The task: In this exercise, return the whole listing exactly, excluding any images.

═══ Task inputs ═══

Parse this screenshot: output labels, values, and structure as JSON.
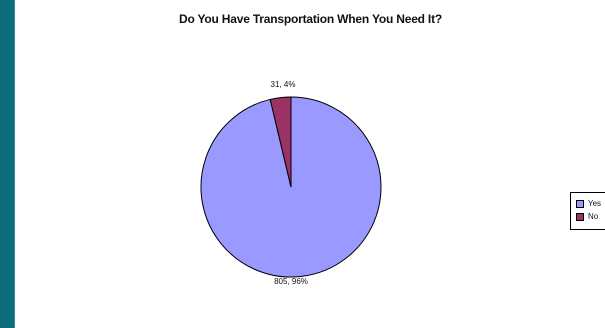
{
  "chart_data": {
    "type": "pie",
    "title": "Do You Have Transportation When You Need It?",
    "categories": [
      "Yes",
      "No"
    ],
    "values": [
      805,
      31
    ],
    "percentages": [
      96,
      4
    ],
    "data_labels": [
      "805, 96%",
      "31, 4%"
    ],
    "colors": [
      "#9999ff",
      "#993366"
    ],
    "legend": {
      "position": "right",
      "entries": [
        "Yes",
        "No"
      ]
    }
  }
}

═══

Result:
Parse this screenshot: output labels, values, and structure as JSON.
{
  "chart_data": {
    "type": "pie",
    "title": "Do You Have Transportation When You Need It?",
    "categories": [
      "Yes",
      "No"
    ],
    "values": [
      805,
      31
    ],
    "percentages": [
      96,
      4
    ],
    "data_labels": [
      "805, 96%",
      "31, 4%"
    ],
    "colors": [
      "#9999ff",
      "#993366"
    ],
    "legend": {
      "position": "right",
      "entries": [
        "Yes",
        "No"
      ]
    }
  }
}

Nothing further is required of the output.